■ **本文**:

----

個人投資家にとって永遠のテーマである「ドルコスト平均法vs一括投資」。

賃貸vs持ち家論争みたいなもんやな
これから投資を始める人も、投資を始めたての人もどちらにすべきか気になるところだと思います。
手垢にまみれた話題ですが、本記事では今一度そのメリットデメリットを取り上げて整理しておきます。

先に言っておくと、基本的に一括投資が優れていると思っています
最終的にはその人の状況によって選択肢が変わってきますが、その条件を知っていただければと思います。
ぜひ正しい知識を得て、投資ライフに生かしていきましょう。
結論
- ドルコスト平均法は攻守のバランスが良い投資法
- 一括投資は攻撃特化型の投資法
- 最大リターンを狙うなら一括投資だが、合うかは人次第
ドルコスト平均法と一括投資とは
まずは知識のおさらいからです。

----

■ **記録の抜粋**:
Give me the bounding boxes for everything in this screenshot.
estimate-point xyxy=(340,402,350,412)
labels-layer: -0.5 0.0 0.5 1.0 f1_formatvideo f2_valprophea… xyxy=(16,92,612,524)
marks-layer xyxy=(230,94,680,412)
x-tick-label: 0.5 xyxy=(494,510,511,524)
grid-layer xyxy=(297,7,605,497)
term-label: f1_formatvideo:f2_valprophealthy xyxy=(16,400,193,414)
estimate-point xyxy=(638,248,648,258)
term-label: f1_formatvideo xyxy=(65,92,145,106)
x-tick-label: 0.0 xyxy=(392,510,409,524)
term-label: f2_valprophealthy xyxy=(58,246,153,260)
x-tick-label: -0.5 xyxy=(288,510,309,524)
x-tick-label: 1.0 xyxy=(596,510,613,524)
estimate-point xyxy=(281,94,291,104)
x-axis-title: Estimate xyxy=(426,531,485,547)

----

■ **課題 1**: 投資法を比べた本文のうち、「賃貸vs持ち家論争みたいなもんやな」で始まり「ぜひ正しい知識を得て、投資ライフに生かしていきましょう。」まで続く部分を、「手垢にまみれた話題」を「使い古された話題」に置き換えて更新した形で示してください。
■ **課題 2**: ドルコスト平均法と一括投資を比べた本文を、最後の一文のあとから書き継いでください。

■ **最終結果 1**:
賃貸vs持ち家論争みたいなもんやな
これから投資を始める人も、投資を始めたての人もどちらにすべきか気になるところだと思います。
使い古された話題ですが、本記事では今一度そのメリットデメリットを取り上げて整理しておきます。

先に言っておくと、基本的に一括投資が優れていると思っています
最終的にはその人の状況によって選択肢が変わってきますが、その条件を知っていただければと思います。
ぜひ正しい知識を得て、投資ライフに生かしていきましょう。

■ **最終結果 2**:
ドルコスト平均法
ドルコスト平均法とは、まとまった資金余力を”敢えて”1ヶ月毎など定期的に積立投資をする方法のことです。

資金余力が無い場合は単に逐次一括投資してるだけや

金融機関の説明ですら間違ってるんですよね…担当者サン…
例えば手元に100万円の資金余力があったとして、それを1ヶ月5万円ずつ20ヶ月かけて投資するというのがドルコスト平均法となります。
なおドルコスト平均法はある程度の中長期スパンでの投資法となるため、「最終的に投資対象は値上がりしていくのを前提としている」ことに注意してください。
一括投資
一括投資は読んで字の如くで、資金余力を全て1回で投入する投資方法です。
1回資金余力が空になって、資金ができ次第また全て投入するのも、広い意味では一括投資となります。

「月1万円ならギリ投資できる」場合は、どちらかと言えば一括投資です
ドルコスト平均法のメリットデメリット
さて本題のメリットデメリットを解説します。
まずはドルコスト平均法からです。
ドルコスト平均法のメリット
ドルコスト平均法のメリットは以下の通りです。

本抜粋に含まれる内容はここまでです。